■ Requirements: Some lines in the listing below may include the string "TradingView". How many are there? Give only the number.

■ Provided data:
--------------------------------------------------

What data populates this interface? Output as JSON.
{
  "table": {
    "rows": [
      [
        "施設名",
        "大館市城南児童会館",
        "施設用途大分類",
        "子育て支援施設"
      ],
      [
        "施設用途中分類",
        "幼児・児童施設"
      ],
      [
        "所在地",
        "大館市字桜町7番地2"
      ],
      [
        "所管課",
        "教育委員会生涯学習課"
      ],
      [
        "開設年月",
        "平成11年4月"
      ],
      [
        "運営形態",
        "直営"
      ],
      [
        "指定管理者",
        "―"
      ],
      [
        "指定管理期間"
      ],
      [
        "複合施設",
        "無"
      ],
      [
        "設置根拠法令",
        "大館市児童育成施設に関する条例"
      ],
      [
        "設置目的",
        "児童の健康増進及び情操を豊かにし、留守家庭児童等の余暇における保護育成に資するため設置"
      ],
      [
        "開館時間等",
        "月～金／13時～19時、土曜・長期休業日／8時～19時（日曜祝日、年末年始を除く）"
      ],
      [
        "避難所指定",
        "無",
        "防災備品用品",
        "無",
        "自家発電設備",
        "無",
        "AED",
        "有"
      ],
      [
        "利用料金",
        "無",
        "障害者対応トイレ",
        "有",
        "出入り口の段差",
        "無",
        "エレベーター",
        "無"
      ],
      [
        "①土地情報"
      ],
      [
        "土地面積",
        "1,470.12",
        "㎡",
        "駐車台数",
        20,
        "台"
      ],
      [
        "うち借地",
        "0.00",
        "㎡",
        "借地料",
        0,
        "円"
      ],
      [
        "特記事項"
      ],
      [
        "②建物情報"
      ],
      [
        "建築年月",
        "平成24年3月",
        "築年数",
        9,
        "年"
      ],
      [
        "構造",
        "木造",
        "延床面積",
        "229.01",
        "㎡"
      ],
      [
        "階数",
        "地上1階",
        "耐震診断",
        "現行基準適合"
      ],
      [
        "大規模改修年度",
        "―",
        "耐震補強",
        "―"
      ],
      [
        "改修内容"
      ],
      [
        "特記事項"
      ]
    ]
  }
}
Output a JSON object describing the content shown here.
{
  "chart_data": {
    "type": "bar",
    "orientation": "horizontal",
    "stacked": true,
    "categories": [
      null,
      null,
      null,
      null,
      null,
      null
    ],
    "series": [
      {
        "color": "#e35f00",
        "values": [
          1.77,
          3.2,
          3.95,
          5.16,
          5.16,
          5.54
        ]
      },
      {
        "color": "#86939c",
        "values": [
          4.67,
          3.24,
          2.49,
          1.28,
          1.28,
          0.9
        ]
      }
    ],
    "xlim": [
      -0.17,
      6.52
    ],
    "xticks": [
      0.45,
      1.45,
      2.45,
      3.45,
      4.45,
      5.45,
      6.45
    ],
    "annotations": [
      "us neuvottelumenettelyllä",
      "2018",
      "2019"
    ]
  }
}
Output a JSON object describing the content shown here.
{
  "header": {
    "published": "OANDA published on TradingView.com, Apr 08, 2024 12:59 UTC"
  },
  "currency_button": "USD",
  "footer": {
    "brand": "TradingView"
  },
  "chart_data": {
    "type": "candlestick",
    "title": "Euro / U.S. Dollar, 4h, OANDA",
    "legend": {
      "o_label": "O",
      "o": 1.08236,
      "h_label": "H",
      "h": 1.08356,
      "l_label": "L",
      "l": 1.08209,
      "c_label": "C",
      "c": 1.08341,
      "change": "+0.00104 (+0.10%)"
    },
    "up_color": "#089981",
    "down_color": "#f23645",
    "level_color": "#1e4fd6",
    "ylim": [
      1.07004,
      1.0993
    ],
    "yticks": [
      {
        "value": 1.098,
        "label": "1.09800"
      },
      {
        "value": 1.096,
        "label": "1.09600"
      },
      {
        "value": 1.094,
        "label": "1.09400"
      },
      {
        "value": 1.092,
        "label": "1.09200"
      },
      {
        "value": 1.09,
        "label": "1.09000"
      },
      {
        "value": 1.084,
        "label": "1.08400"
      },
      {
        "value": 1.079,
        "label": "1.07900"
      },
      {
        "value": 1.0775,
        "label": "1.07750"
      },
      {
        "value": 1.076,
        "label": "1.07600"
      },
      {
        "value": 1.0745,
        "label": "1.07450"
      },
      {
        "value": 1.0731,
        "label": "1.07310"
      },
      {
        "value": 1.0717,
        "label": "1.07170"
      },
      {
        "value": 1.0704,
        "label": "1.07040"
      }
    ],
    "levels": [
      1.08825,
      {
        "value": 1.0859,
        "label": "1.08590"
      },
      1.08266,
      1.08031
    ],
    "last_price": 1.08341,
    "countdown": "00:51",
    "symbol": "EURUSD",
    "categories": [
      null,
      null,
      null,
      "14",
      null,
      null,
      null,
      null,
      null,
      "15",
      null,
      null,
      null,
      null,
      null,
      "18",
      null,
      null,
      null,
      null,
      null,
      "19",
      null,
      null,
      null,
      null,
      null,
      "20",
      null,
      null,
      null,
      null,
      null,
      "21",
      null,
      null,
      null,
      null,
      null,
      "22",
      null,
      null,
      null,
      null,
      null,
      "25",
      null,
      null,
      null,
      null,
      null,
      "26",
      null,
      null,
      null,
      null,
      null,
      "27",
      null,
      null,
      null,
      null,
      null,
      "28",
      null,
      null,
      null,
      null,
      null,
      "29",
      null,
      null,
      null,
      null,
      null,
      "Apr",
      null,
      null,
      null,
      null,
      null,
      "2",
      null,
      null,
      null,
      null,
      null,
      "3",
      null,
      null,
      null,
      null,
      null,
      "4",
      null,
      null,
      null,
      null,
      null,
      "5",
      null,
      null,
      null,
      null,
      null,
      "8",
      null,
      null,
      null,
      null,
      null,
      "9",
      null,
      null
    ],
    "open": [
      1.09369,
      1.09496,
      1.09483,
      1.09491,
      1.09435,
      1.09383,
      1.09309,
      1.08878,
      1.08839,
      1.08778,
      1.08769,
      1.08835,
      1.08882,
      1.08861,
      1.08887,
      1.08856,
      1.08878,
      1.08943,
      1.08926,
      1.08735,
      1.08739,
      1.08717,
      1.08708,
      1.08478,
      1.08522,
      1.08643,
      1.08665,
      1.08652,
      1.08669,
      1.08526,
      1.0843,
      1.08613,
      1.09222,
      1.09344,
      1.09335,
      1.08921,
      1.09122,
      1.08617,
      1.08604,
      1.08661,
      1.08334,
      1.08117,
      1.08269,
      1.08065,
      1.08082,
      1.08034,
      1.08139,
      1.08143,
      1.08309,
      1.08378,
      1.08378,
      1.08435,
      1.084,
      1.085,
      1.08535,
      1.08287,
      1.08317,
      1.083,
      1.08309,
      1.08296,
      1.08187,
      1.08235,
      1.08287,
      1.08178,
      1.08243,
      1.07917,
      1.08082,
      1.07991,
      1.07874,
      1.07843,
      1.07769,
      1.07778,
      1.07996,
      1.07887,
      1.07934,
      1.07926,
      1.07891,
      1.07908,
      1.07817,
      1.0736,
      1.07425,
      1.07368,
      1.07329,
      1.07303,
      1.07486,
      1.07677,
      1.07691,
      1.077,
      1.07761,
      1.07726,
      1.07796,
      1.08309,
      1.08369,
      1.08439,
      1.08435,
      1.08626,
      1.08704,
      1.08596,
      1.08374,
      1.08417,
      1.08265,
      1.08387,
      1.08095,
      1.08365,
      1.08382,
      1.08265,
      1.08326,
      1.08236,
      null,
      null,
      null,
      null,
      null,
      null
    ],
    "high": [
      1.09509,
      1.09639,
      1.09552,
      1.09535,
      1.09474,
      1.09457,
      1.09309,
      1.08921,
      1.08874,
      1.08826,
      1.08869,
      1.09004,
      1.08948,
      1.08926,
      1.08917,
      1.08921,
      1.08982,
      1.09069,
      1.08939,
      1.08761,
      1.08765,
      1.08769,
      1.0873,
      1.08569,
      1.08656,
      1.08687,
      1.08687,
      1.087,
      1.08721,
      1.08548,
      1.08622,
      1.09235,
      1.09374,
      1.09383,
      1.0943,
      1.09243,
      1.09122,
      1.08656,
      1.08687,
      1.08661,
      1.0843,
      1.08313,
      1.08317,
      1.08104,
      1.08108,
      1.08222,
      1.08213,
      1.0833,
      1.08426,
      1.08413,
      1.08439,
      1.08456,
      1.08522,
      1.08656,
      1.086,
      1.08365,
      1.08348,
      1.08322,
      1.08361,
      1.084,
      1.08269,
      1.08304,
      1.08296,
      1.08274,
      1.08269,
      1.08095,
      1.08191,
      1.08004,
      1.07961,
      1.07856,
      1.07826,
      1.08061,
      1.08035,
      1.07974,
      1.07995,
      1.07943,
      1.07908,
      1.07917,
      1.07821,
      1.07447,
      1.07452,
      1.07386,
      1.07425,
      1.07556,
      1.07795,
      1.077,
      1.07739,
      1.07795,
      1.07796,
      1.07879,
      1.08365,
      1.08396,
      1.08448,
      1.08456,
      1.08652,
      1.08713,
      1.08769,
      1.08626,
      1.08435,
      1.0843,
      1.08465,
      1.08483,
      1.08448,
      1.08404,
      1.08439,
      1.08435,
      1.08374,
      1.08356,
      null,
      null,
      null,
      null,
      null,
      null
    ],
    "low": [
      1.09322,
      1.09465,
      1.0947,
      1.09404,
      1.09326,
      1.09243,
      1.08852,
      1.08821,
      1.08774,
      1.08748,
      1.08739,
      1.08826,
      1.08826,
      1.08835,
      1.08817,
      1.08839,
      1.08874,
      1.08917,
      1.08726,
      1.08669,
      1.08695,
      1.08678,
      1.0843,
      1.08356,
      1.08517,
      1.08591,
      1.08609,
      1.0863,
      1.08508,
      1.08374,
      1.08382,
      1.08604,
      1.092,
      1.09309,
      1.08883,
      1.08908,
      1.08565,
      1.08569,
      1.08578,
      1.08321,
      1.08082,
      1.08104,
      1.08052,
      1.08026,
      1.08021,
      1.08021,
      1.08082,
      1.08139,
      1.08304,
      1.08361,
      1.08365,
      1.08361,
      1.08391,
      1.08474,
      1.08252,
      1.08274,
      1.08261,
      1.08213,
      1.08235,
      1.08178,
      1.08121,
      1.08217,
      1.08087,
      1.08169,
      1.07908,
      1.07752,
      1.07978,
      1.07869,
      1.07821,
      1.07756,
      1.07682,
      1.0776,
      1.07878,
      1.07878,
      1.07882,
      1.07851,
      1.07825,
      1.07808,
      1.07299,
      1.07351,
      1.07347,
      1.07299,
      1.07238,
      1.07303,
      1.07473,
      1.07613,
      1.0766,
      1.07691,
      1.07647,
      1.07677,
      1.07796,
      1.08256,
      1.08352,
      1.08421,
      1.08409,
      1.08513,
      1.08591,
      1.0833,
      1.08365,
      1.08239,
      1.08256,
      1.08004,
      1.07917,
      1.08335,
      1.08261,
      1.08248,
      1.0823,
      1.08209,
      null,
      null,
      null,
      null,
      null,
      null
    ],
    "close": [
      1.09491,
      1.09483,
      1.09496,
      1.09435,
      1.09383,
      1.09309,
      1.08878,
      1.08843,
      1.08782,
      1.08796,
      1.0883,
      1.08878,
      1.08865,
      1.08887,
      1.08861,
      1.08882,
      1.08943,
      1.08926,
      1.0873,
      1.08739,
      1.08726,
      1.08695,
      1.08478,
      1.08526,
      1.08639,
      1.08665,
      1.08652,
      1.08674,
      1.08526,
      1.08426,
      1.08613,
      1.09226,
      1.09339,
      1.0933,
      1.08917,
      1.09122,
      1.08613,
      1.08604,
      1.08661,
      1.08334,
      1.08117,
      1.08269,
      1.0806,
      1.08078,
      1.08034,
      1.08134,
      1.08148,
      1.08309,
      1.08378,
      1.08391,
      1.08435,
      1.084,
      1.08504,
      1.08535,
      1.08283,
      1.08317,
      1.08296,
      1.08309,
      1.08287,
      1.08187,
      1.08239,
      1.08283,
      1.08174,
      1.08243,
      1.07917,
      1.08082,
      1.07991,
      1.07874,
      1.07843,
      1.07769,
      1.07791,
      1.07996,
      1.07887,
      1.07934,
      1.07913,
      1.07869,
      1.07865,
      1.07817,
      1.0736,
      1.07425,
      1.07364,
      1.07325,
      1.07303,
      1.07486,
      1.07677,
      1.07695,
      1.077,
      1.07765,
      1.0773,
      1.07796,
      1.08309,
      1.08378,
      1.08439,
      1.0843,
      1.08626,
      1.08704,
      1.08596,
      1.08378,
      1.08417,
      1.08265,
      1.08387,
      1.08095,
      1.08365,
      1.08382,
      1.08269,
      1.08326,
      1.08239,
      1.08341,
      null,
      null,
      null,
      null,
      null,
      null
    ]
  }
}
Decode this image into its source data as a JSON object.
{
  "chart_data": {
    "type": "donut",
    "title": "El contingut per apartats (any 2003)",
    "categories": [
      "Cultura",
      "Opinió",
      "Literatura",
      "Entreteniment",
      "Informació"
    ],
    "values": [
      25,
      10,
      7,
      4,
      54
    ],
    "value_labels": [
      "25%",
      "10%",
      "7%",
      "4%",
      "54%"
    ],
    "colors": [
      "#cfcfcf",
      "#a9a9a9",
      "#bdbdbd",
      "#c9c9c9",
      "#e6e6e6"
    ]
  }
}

--------------------------------------------------

■ Answer to the problem: 2